» **WORK INSTRUCTIONS**: Without any pictures, reproduce exactly the lines running from the line containing "Output a JSON object describing the content" through the end of the entries.

[Dataset rows]
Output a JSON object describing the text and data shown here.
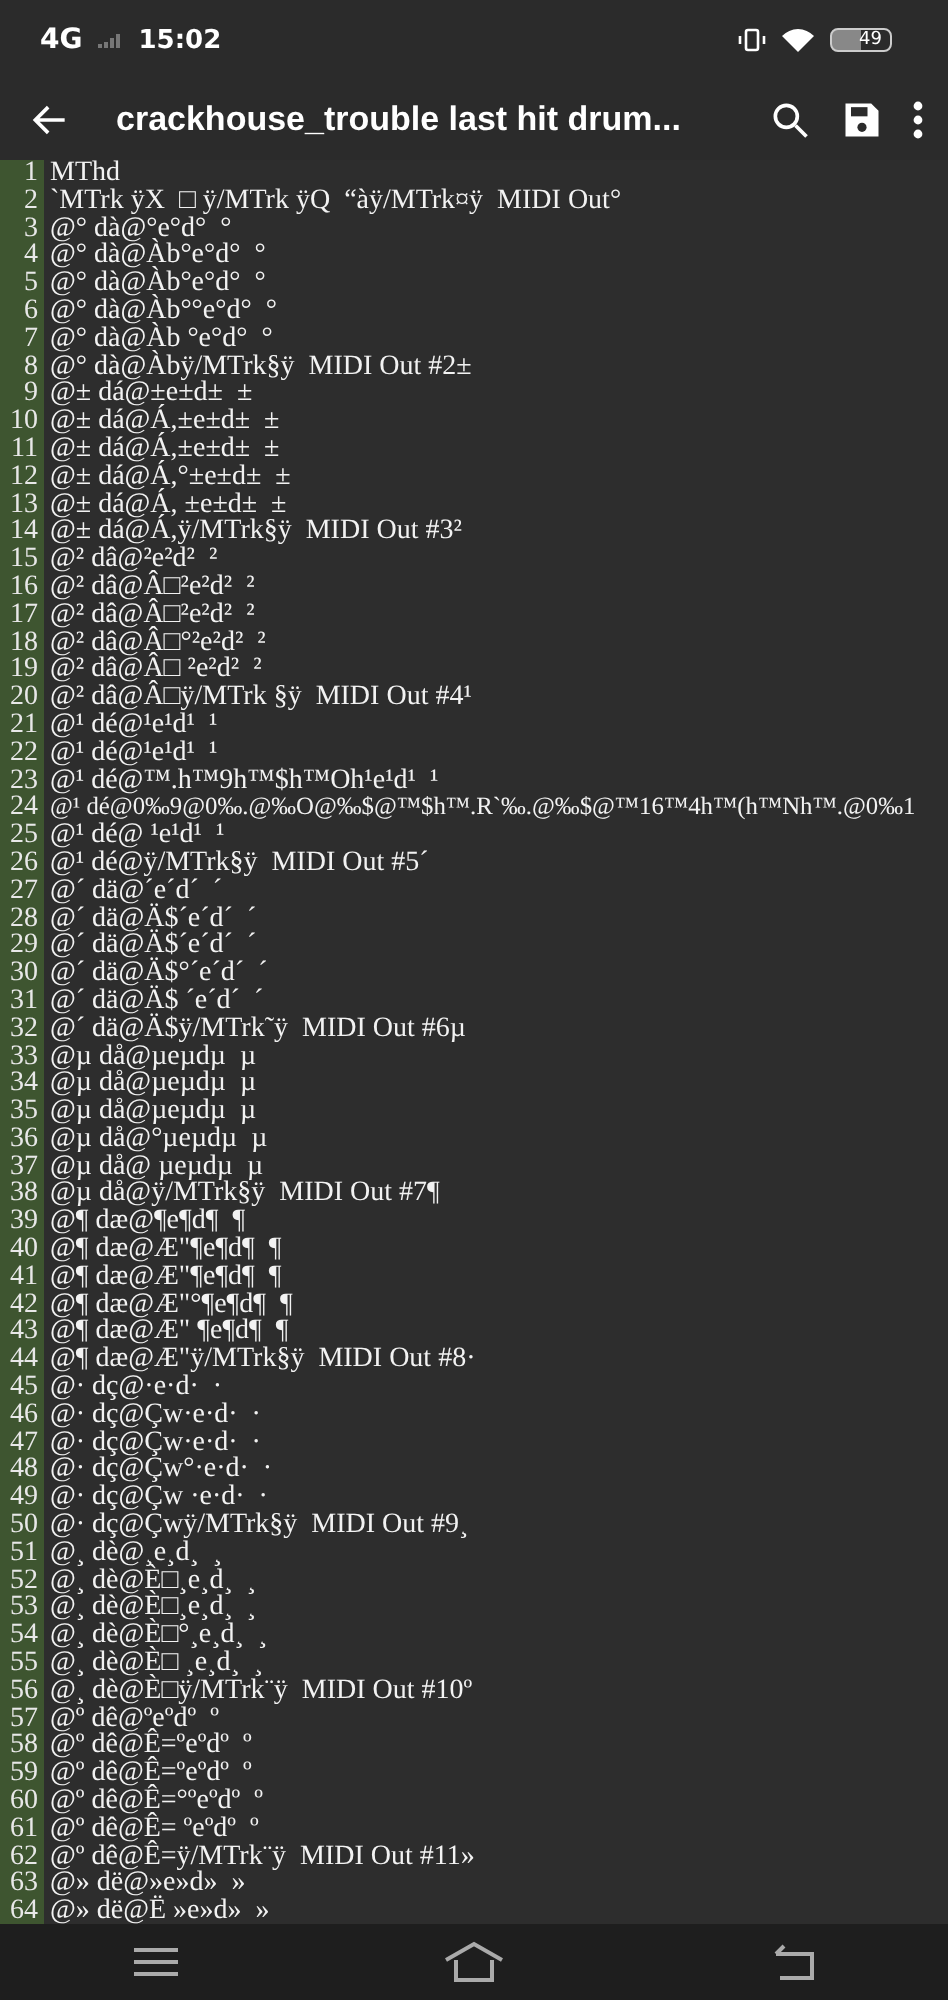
{
  "status_bar": {
    "network": "4G",
    "time": "15:02",
    "battery": "49"
  },
  "toolbar": {
    "title": "crackhouse_trouble last hit drum..."
  },
  "editor": {
    "lines": [
      {
        "number": "1",
        "text": "MThd"
      },
      {
        "number": "2",
        "text": "`MTrk ÿX  □ ÿ/MTrk ÿQ  “àÿ/MTrk¤ÿ  MIDI Out°"
      },
      {
        "number": "3",
        "text": "@° dà@°e°d°  °"
      },
      {
        "number": "4",
        "text": "@° dà@Àb°e°d°  °"
      },
      {
        "number": "5",
        "text": "@° dà@Àb°e°d°  °"
      },
      {
        "number": "6",
        "text": "@° dà@Àb°°e°d°  °"
      },
      {
        "number": "7",
        "text": "@° dà@Àb °e°d°  °"
      },
      {
        "number": "8",
        "text": "@° dà@Àbÿ/MTrk§ÿ  MIDI Out #2±"
      },
      {
        "number": "9",
        "text": "@± dá@±e±d±  ±"
      },
      {
        "number": "10",
        "text": "@± dá@Á,±e±d±  ±"
      },
      {
        "number": "11",
        "text": "@± dá@Á,±e±d±  ±"
      },
      {
        "number": "12",
        "text": "@± dá@Á,°±e±d±  ±"
      },
      {
        "number": "13",
        "text": "@± dá@Á, ±e±d±  ±"
      },
      {
        "number": "14",
        "text": "@± dá@Á,ÿ/MTrk§ÿ  MIDI Out #3²"
      },
      {
        "number": "15",
        "text": "@² dâ@²e²d²  ²"
      },
      {
        "number": "16",
        "text": "@² dâ@Â□²e²d²  ²"
      },
      {
        "number": "17",
        "text": "@² dâ@Â□²e²d²  ²"
      },
      {
        "number": "18",
        "text": "@² dâ@Â□°²e²d²  ²"
      },
      {
        "number": "19",
        "text": "@² dâ@Â□ ²e²d²  ²"
      },
      {
        "number": "20",
        "text": "@² dâ@Â□ÿ/MTrk §ÿ  MIDI Out #4¹"
      },
      {
        "number": "21",
        "text": "@¹ dé@¹e¹d¹  ¹"
      },
      {
        "number": "22",
        "text": "@¹ dé@¹e¹d¹  ¹"
      },
      {
        "number": "23",
        "text": "@¹ dé@™.h™9h™$h™Oh¹e¹d¹  ¹"
      },
      {
        "number": "24",
        "text": "@¹ dé@0‰9@0‰.@‰O@‰$@™$h™.R`‰.@‰$@™16™4h™(h™Nh™.@0‰1"
      },
      {
        "number": "25",
        "text": "@¹ dé@ ¹e¹d¹  ¹"
      },
      {
        "number": "26",
        "text": "@¹ dé@ÿ/MTrk§ÿ  MIDI Out #5´"
      },
      {
        "number": "27",
        "text": "@´ dä@´e´d´  ´"
      },
      {
        "number": "28",
        "text": "@´ dä@Ä$´e´d´  ´"
      },
      {
        "number": "29",
        "text": "@´ dä@Ä$´e´d´  ´"
      },
      {
        "number": "30",
        "text": "@´ dä@Ä$°´e´d´  ´"
      },
      {
        "number": "31",
        "text": "@´ dä@Ä$ ´e´d´  ´"
      },
      {
        "number": "32",
        "text": "@´ dä@Ä$ÿ/MTrk˜ÿ  MIDI Out #6µ"
      },
      {
        "number": "33",
        "text": "@µ då@µeµdµ  µ"
      },
      {
        "number": "34",
        "text": "@µ då@µeµdµ  µ"
      },
      {
        "number": "35",
        "text": "@µ då@µeµdµ  µ"
      },
      {
        "number": "36",
        "text": "@µ då@°µeµdµ  µ"
      },
      {
        "number": "37",
        "text": "@µ då@ µeµdµ  µ"
      },
      {
        "number": "38",
        "text": "@µ då@ÿ/MTrk§ÿ  MIDI Out #7¶"
      },
      {
        "number": "39",
        "text": "@¶ dæ@¶e¶d¶  ¶"
      },
      {
        "number": "40",
        "text": "@¶ dæ@Æ\"¶e¶d¶  ¶"
      },
      {
        "number": "41",
        "text": "@¶ dæ@Æ\"¶e¶d¶  ¶"
      },
      {
        "number": "42",
        "text": "@¶ dæ@Æ\"°¶e¶d¶  ¶"
      },
      {
        "number": "43",
        "text": "@¶ dæ@Æ\" ¶e¶d¶  ¶"
      },
      {
        "number": "44",
        "text": "@¶ dæ@Æ\"ÿ/MTrk§ÿ  MIDI Out #8·"
      },
      {
        "number": "45",
        "text": "@· dç@·e·d·  ·"
      },
      {
        "number": "46",
        "text": "@· dç@Çw·e·d·  ·"
      },
      {
        "number": "47",
        "text": "@· dç@Çw·e·d·  ·"
      },
      {
        "number": "48",
        "text": "@· dç@Çw°·e·d·  ·"
      },
      {
        "number": "49",
        "text": "@· dç@Çw ·e·d·  ·"
      },
      {
        "number": "50",
        "text": "@· dç@Çwÿ/MTrk§ÿ  MIDI Out #9¸"
      },
      {
        "number": "51",
        "text": "@¸ dè@¸e¸d¸  ¸"
      },
      {
        "number": "52",
        "text": "@¸ dè@È□¸e¸d¸  ¸"
      },
      {
        "number": "53",
        "text": "@¸ dè@È□¸e¸d¸  ¸"
      },
      {
        "number": "54",
        "text": "@¸ dè@È□°¸e¸d¸  ¸"
      },
      {
        "number": "55",
        "text": "@¸ dè@È□ ¸e¸d¸  ¸"
      },
      {
        "number": "56",
        "text": "@¸ dè@È□ÿ/MTrk¨ÿ  MIDI Out #10º"
      },
      {
        "number": "57",
        "text": "@º dê@ºeºdº  º"
      },
      {
        "number": "58",
        "text": "@º dê@Ê=ºeºdº  º"
      },
      {
        "number": "59",
        "text": "@º dê@Ê=ºeºdº  º"
      },
      {
        "number": "60",
        "text": "@º dê@Ê=°ºeºdº  º"
      },
      {
        "number": "61",
        "text": "@º dê@Ê= ºeºdº  º"
      },
      {
        "number": "62",
        "text": "@º dê@Ê=ÿ/MTrk¨ÿ  MIDI Out #11»"
      },
      {
        "number": "63",
        "text": "@» dë@»e»d»  »"
      },
      {
        "number": "64",
        "text": "@» dë@Ë »e»d»  »"
      }
    ]
  }
}
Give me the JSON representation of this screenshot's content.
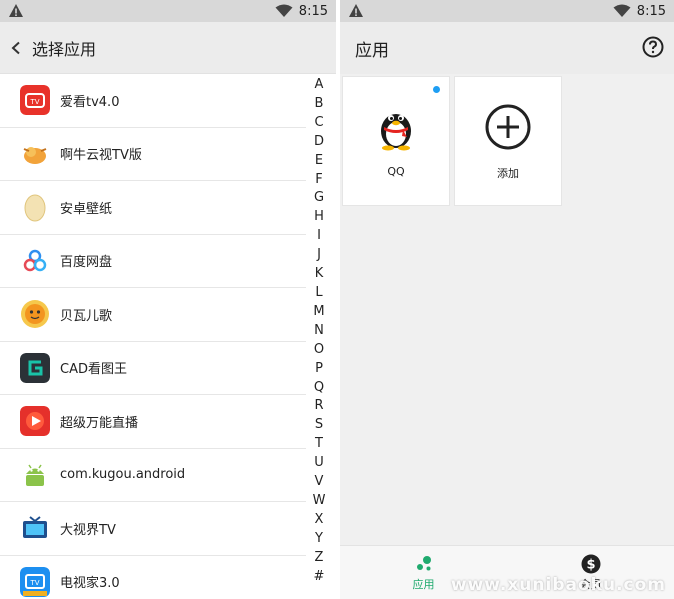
{
  "left": {
    "status": {
      "time": "8:15"
    },
    "toolbar": {
      "title": "选择应用"
    },
    "apps": [
      {
        "label": "爱看tv4.0",
        "icon": "aikan-tv-icon"
      },
      {
        "label": "啊牛云视TV版",
        "icon": "aniu-tv-icon"
      },
      {
        "label": "安卓壁纸",
        "icon": "egg-wallpaper-icon"
      },
      {
        "label": "百度网盘",
        "icon": "baidu-netdisk-icon"
      },
      {
        "label": "贝瓦儿歌",
        "icon": "beiwa-songs-icon"
      },
      {
        "label": "CAD看图王",
        "icon": "cad-viewer-icon"
      },
      {
        "label": "超级万能直播",
        "icon": "super-live-icon"
      },
      {
        "label": "com.kugou.android",
        "icon": "android-robot-icon"
      },
      {
        "label": "大视界TV",
        "icon": "dashijie-tv-icon"
      },
      {
        "label": "电视家3.0",
        "icon": "dianshijia-tv-icon"
      }
    ],
    "alphabet": [
      "A",
      "B",
      "C",
      "D",
      "E",
      "F",
      "G",
      "H",
      "I",
      "J",
      "K",
      "L",
      "M",
      "N",
      "O",
      "P",
      "Q",
      "R",
      "S",
      "T",
      "U",
      "V",
      "W",
      "X",
      "Y",
      "Z",
      "#"
    ]
  },
  "right": {
    "status": {
      "time": "8:15"
    },
    "toolbar": {
      "title": "应用"
    },
    "tiles": [
      {
        "label": "QQ"
      },
      {
        "label": "添加"
      }
    ],
    "nav": [
      {
        "label": "应用"
      },
      {
        "label": "会员"
      }
    ],
    "watermark": "www.xunibaoku.com"
  },
  "colors": {
    "accent_green": "#1faa6e",
    "dot_blue": "#1e9ef3"
  }
}
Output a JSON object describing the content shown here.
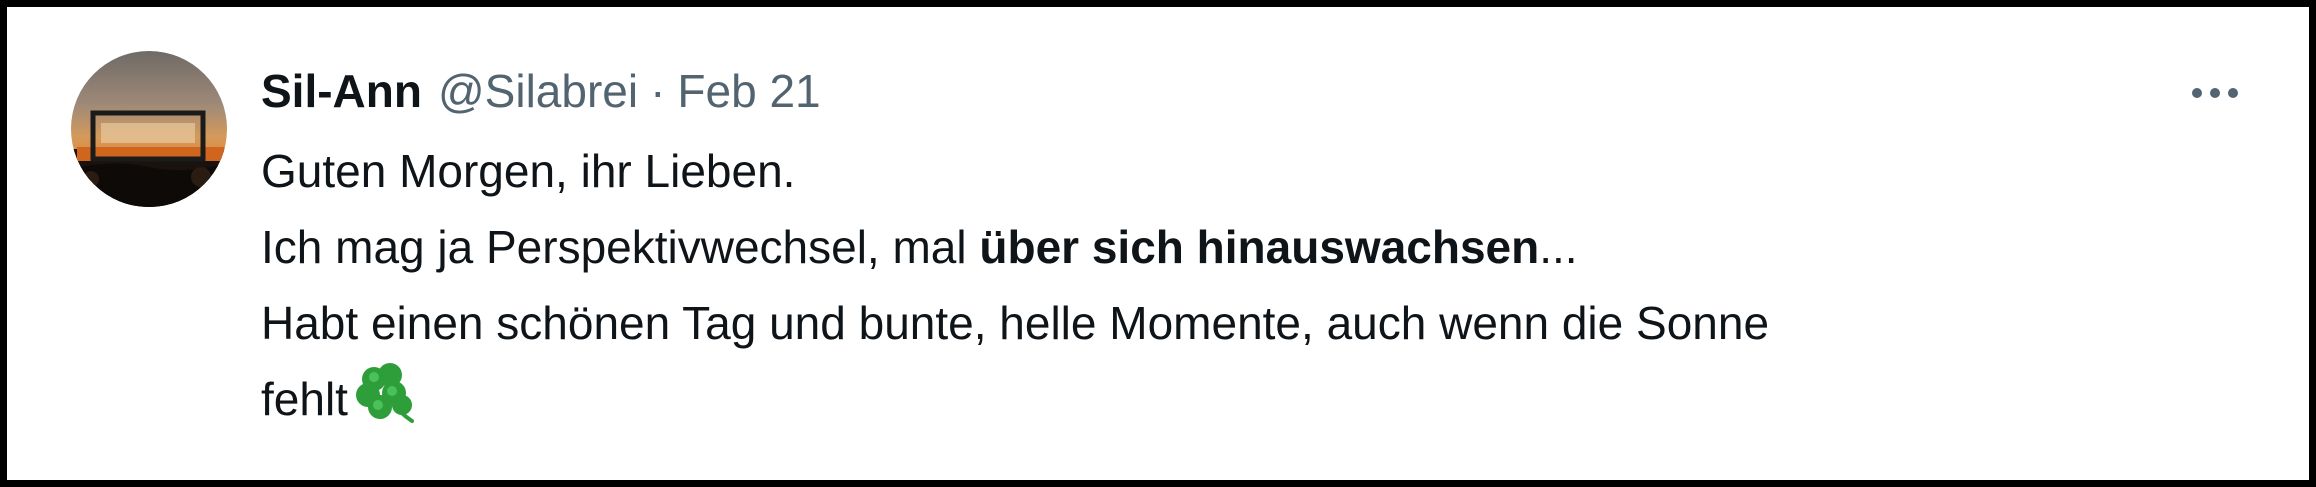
{
  "tweet": {
    "author": {
      "display_name": "Sil-Ann",
      "handle": "@Silabrei"
    },
    "separator": "·",
    "date": "Feb 21",
    "more_icon": "more-horizontal-icon",
    "text": {
      "line1": "Guten Morgen, ihr Lieben.",
      "line2_pre": "Ich mag ja Perspektivwechsel, mal ",
      "line2_bold": "über sich hinauswachsen",
      "line2_post": "...",
      "line3": "Habt einen schönen Tag und bunte, helle Momente, auch wenn die Sonne",
      "line4": "fehlt",
      "emoji": "shamrock-icon"
    }
  },
  "colors": {
    "text_primary": "#0f1419",
    "text_secondary": "#536471",
    "clover": "#2e9e3a",
    "border": "#000000"
  }
}
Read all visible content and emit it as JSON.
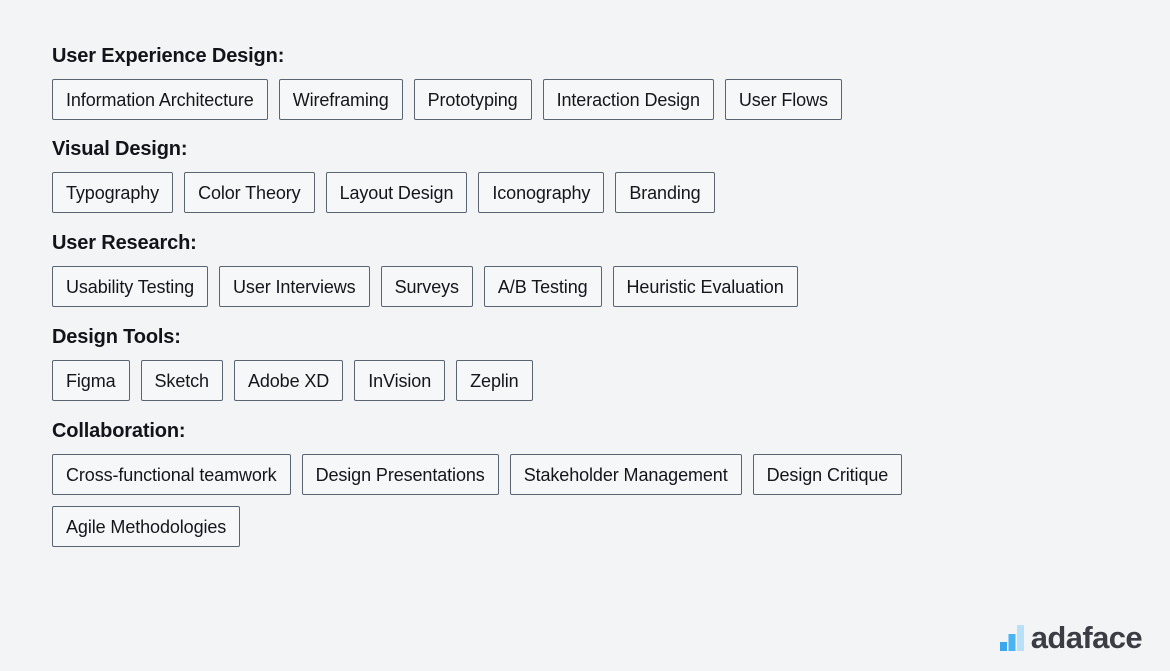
{
  "page": {
    "background_color": "#f3f4f6",
    "tag_border_color": "#5b6471",
    "tag_background_color": "#f6f7f8",
    "heading_color": "#12141a"
  },
  "sections": [
    {
      "heading": "User Experience Design:",
      "tags": [
        "Information Architecture",
        "Wireframing",
        "Prototyping",
        "Interaction Design",
        "User Flows"
      ]
    },
    {
      "heading": "Visual Design:",
      "tags": [
        "Typography",
        "Color Theory",
        "Layout Design",
        "Iconography",
        "Branding"
      ]
    },
    {
      "heading": "User Research:",
      "tags": [
        "Usability Testing",
        "User Interviews",
        "Surveys",
        "A/B Testing",
        "Heuristic Evaluation"
      ]
    },
    {
      "heading": "Design Tools:",
      "tags": [
        "Figma",
        "Sketch",
        "Adobe XD",
        "InVision",
        "Zeplin"
      ]
    },
    {
      "heading": "Collaboration:",
      "tags": [
        "Cross-functional teamwork",
        "Design Presentations",
        "Stakeholder Management",
        "Design Critique",
        "Agile Methodologies"
      ]
    }
  ],
  "brand": {
    "name": "adaface",
    "icon": "bar-chart-logo-icon",
    "text_color": "#3c3d44",
    "bar_colors": [
      "#3aa6ef",
      "#49b4f4",
      "#b9e0f9"
    ]
  }
}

» **RESULT OF THE TASK**:
Output a JSON object describing the content shown here.
{
  "tweet": {
    "author": {
      "display_name": "Sil-Ann",
      "handle": "@Silabrei"
    },
    "separator": "·",
    "date": "Feb 21",
    "more_icon": "more-horizontal-icon",
    "text": {
      "line1": "Guten Morgen, ihr Lieben.",
      "line2_pre": "Ich mag ja Perspektivwechsel, mal ",
      "line2_bold": "über sich hinauswachsen",
      "line2_post": "...",
      "line3": "Habt einen schönen Tag und bunte, helle Momente, auch wenn die Sonne",
      "line4": "fehlt",
      "emoji": "shamrock-icon"
    }
  },
  "colors": {
    "text_primary": "#0f1419",
    "text_secondary": "#536471",
    "clover": "#2e9e3a",
    "border": "#000000"
  }
}
Read all visible content and emit it as JSON.
{
  "page": {
    "background_color": "#f3f4f6",
    "tag_border_color": "#5b6471",
    "tag_background_color": "#f6f7f8",
    "heading_color": "#12141a"
  },
  "sections": [
    {
      "heading": "User Experience Design:",
      "tags": [
        "Information Architecture",
        "Wireframing",
        "Prototyping",
        "Interaction Design",
        "User Flows"
      ]
    },
    {
      "heading": "Visual Design:",
      "tags": [
        "Typography",
        "Color Theory",
        "Layout Design",
        "Iconography",
        "Branding"
      ]
    },
    {
      "heading": "User Research:",
      "tags": [
        "Usability Testing",
        "User Interviews",
        "Surveys",
        "A/B Testing",
        "Heuristic Evaluation"
      ]
    },
    {
      "heading": "Design Tools:",
      "tags": [
        "Figma",
        "Sketch",
        "Adobe XD",
        "InVision",
        "Zeplin"
      ]
    },
    {
      "heading": "Collaboration:",
      "tags": [
        "Cross-functional teamwork",
        "Design Presentations",
        "Stakeholder Management",
        "Design Critique",
        "Agile Methodologies"
      ]
    }
  ],
  "brand": {
    "name": "adaface",
    "icon": "bar-chart-logo-icon",
    "text_color": "#3c3d44",
    "bar_colors": [
      "#3aa6ef",
      "#49b4f4",
      "#b9e0f9"
    ]
  }
}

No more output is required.